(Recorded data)
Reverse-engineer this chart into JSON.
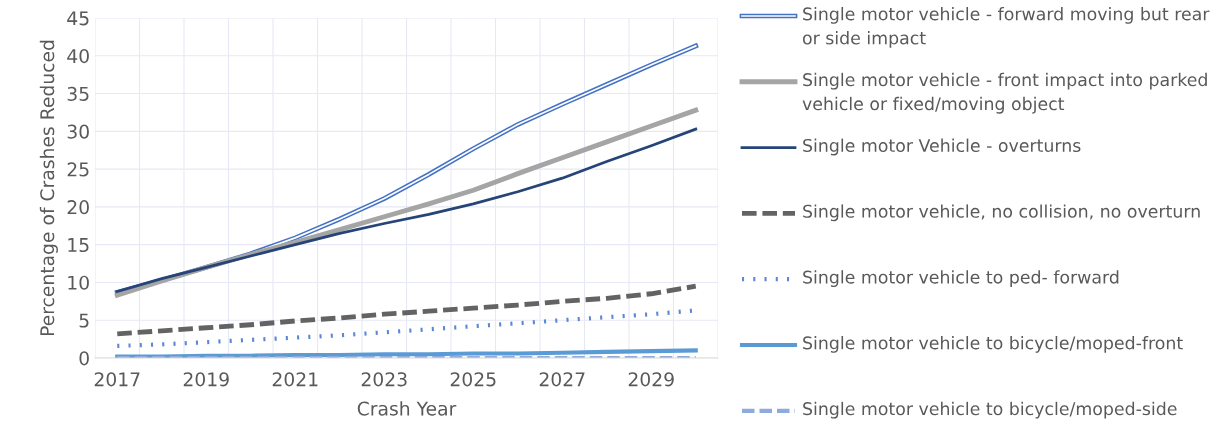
{
  "chart_data": {
    "type": "line",
    "xlabel": "Crash Year",
    "ylabel": "Percentage of Crashes Reduced",
    "categories": [
      "2017",
      null,
      "2019",
      null,
      "2021",
      null,
      "2023",
      null,
      "2025",
      null,
      "2027",
      null,
      "2029",
      null
    ],
    "ylim": [
      0,
      45
    ],
    "yticks": [
      0,
      5,
      10,
      15,
      20,
      25,
      30,
      35,
      40,
      45
    ],
    "grid": true,
    "legend": "right",
    "marker": "none",
    "series": [
      {
        "name": "Single motor vehicle - forward moving but rear or side impact",
        "color": "#4472c4",
        "line_style": "solid",
        "values": [
          8.7,
          10.3,
          12.0,
          13.8,
          15.9,
          18.4,
          21.1,
          24.3,
          27.7,
          30.9,
          33.6,
          36.2,
          38.8,
          41.3
        ]
      },
      {
        "name": "Single motor vehicle - front impact into parked vehicle or fixed/moving object",
        "color": "#a5a5a5",
        "line_style": "solid",
        "values": [
          8.3,
          10.2,
          12.0,
          13.7,
          15.3,
          17.0,
          18.7,
          20.4,
          22.2,
          24.4,
          26.5,
          28.6,
          30.7,
          32.8
        ]
      },
      {
        "name": "Single motor Vehicle - overturns",
        "color": "#264478",
        "line_style": "solid",
        "values": [
          8.8,
          10.5,
          12.0,
          13.5,
          15.0,
          16.5,
          17.8,
          19.0,
          20.4,
          22.0,
          23.8,
          26.0,
          28.1,
          30.3
        ]
      },
      {
        "name": "Single motor vehicle, no collision, no overturn",
        "color": "#636363",
        "line_style": "dashed",
        "values": [
          3.2,
          3.6,
          4.0,
          4.4,
          4.9,
          5.3,
          5.8,
          6.2,
          6.6,
          7.0,
          7.5,
          7.9,
          8.5,
          9.5
        ]
      },
      {
        "name": "Single motor vehicle to ped- forward",
        "color": "#5b87d6",
        "line_style": "dotted",
        "values": [
          1.6,
          1.8,
          2.1,
          2.4,
          2.7,
          3.0,
          3.4,
          3.8,
          4.2,
          4.6,
          5.0,
          5.4,
          5.8,
          6.3
        ]
      },
      {
        "name": "Single motor vehicle to bicycle/moped-front",
        "color": "#5b9bd5",
        "line_style": "solid",
        "values": [
          0.2,
          0.2,
          0.3,
          0.3,
          0.4,
          0.4,
          0.5,
          0.5,
          0.6,
          0.6,
          0.7,
          0.8,
          0.9,
          1.0
        ]
      },
      {
        "name": "Single motor vehicle to bicycle/moped-side",
        "color": "#8faadc",
        "line_style": "dashed",
        "values": [
          0,
          0,
          0,
          0,
          0,
          0,
          0,
          0,
          0,
          0,
          0,
          0,
          0,
          0
        ]
      }
    ]
  }
}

## Task goal
Restate the records word for word, omitting images.

## Result of the task
Reverse-engineer this chart into JSON.
{
  "chart_data": {
    "type": "line",
    "xlabel": "Crash Year",
    "ylabel": "Percentage of Crashes Reduced",
    "categories": [
      "2017",
      null,
      "2019",
      null,
      "2021",
      null,
      "2023",
      null,
      "2025",
      null,
      "2027",
      null,
      "2029",
      null
    ],
    "ylim": [
      0,
      45
    ],
    "yticks": [
      0,
      5,
      10,
      15,
      20,
      25,
      30,
      35,
      40,
      45
    ],
    "grid": true,
    "legend": "right",
    "marker": "none",
    "series": [
      {
        "name": "Single motor vehicle - forward moving but rear or side impact",
        "color": "#4472c4",
        "line_style": "solid",
        "values": [
          8.7,
          10.3,
          12.0,
          13.8,
          15.9,
          18.4,
          21.1,
          24.3,
          27.7,
          30.9,
          33.6,
          36.2,
          38.8,
          41.3
        ]
      },
      {
        "name": "Single motor vehicle - front impact into parked vehicle or fixed/moving object",
        "color": "#a5a5a5",
        "line_style": "solid",
        "values": [
          8.3,
          10.2,
          12.0,
          13.7,
          15.3,
          17.0,
          18.7,
          20.4,
          22.2,
          24.4,
          26.5,
          28.6,
          30.7,
          32.8
        ]
      },
      {
        "name": "Single motor Vehicle - overturns",
        "color": "#264478",
        "line_style": "solid",
        "values": [
          8.8,
          10.5,
          12.0,
          13.5,
          15.0,
          16.5,
          17.8,
          19.0,
          20.4,
          22.0,
          23.8,
          26.0,
          28.1,
          30.3
        ]
      },
      {
        "name": "Single motor vehicle, no collision, no overturn",
        "color": "#636363",
        "line_style": "dashed",
        "values": [
          3.2,
          3.6,
          4.0,
          4.4,
          4.9,
          5.3,
          5.8,
          6.2,
          6.6,
          7.0,
          7.5,
          7.9,
          8.5,
          9.5
        ]
      },
      {
        "name": "Single motor vehicle to ped- forward",
        "color": "#5b87d6",
        "line_style": "dotted",
        "values": [
          1.6,
          1.8,
          2.1,
          2.4,
          2.7,
          3.0,
          3.4,
          3.8,
          4.2,
          4.6,
          5.0,
          5.4,
          5.8,
          6.3
        ]
      },
      {
        "name": "Single motor vehicle to bicycle/moped-front",
        "color": "#5b9bd5",
        "line_style": "solid",
        "values": [
          0.2,
          0.2,
          0.3,
          0.3,
          0.4,
          0.4,
          0.5,
          0.5,
          0.6,
          0.6,
          0.7,
          0.8,
          0.9,
          1.0
        ]
      },
      {
        "name": "Single motor vehicle to bicycle/moped-side",
        "color": "#8faadc",
        "line_style": "dashed",
        "values": [
          0,
          0,
          0,
          0,
          0,
          0,
          0,
          0,
          0,
          0,
          0,
          0,
          0,
          0
        ]
      }
    ]
  }
}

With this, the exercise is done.